> **WHAT IS NEEDED**:
Search the records for the string "hatbrotten", then copy each line that has it.

Records from a data collection
[Start of Attachment]

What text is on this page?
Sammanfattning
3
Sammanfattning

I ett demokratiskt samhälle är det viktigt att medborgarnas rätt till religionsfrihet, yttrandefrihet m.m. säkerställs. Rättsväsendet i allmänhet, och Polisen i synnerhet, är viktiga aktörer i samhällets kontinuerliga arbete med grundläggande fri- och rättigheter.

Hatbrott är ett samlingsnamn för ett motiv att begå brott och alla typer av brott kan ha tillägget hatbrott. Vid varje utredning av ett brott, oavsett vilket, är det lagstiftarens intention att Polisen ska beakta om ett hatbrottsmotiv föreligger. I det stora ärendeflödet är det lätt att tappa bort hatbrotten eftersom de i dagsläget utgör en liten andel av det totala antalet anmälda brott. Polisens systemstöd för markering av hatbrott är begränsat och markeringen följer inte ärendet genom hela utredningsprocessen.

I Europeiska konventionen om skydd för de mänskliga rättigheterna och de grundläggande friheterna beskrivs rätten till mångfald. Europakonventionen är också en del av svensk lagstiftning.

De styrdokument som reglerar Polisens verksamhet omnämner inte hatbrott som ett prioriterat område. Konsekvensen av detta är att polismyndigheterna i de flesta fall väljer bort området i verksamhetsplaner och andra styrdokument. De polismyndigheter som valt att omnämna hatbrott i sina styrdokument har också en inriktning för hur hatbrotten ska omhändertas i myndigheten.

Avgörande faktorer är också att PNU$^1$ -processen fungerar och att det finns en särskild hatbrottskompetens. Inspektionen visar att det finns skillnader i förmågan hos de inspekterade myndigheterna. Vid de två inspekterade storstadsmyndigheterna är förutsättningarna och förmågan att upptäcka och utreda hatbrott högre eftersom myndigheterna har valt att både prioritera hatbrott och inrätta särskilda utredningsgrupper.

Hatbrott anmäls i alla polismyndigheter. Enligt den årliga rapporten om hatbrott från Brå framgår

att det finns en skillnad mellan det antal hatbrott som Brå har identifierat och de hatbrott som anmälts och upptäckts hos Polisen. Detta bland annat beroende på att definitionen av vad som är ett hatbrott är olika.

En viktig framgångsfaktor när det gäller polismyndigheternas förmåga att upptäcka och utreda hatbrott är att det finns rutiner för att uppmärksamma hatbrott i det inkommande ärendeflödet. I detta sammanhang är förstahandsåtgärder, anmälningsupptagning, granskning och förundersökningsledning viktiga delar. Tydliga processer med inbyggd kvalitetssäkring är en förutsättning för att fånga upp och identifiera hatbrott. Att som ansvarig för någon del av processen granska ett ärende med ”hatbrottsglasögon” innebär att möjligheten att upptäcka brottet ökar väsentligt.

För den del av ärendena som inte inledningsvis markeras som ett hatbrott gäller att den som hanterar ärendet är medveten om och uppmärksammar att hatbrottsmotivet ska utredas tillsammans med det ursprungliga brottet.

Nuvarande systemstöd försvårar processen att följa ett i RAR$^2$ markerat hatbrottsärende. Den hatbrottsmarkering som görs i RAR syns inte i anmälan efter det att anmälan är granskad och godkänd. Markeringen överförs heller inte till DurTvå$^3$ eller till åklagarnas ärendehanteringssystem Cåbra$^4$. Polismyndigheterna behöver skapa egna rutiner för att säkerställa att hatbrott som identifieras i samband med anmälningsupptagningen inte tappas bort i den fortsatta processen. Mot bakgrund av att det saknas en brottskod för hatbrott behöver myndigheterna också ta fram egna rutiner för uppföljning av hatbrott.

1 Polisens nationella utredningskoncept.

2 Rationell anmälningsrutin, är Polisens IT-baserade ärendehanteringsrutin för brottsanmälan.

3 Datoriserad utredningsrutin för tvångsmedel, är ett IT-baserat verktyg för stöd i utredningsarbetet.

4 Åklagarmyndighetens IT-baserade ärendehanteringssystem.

[End of Attachment]

> **ANSWER BELOW**:
Hatbrott är ett samlingsnamn för ett motiv att begå brott och alla typer av brott kan ha tillägget hatbrott. Vid varje utredning av ett brott, oavsett vilket, är det lagstiftarens intention att Polisen ska beakta om ett hatbrottsmotiv föreligger. I det stora ärendeflödet är det lätt att tappa bort hatbrotten eftersom de i dagsläget utgör en liten andel av det totala antalet anmälda brott. Polisens systemstöd för markering av hatbrott är begränsat och markeringen följer inte ärendet genom hela utredningsprocessen.
De styrdokument som reglerar Polisens verksamhet omnämner inte hatbrott som ett prioriterat område. Konsekvensen av detta är att polismyndigheterna i de flesta fall väljer bort området i verksamhetsplaner och andra styrdokument. De polismyndigheter som valt att omnämna hatbrott i sina styrdokument har också en inriktning för hur hatbrotten ska omhändertas i myndigheten.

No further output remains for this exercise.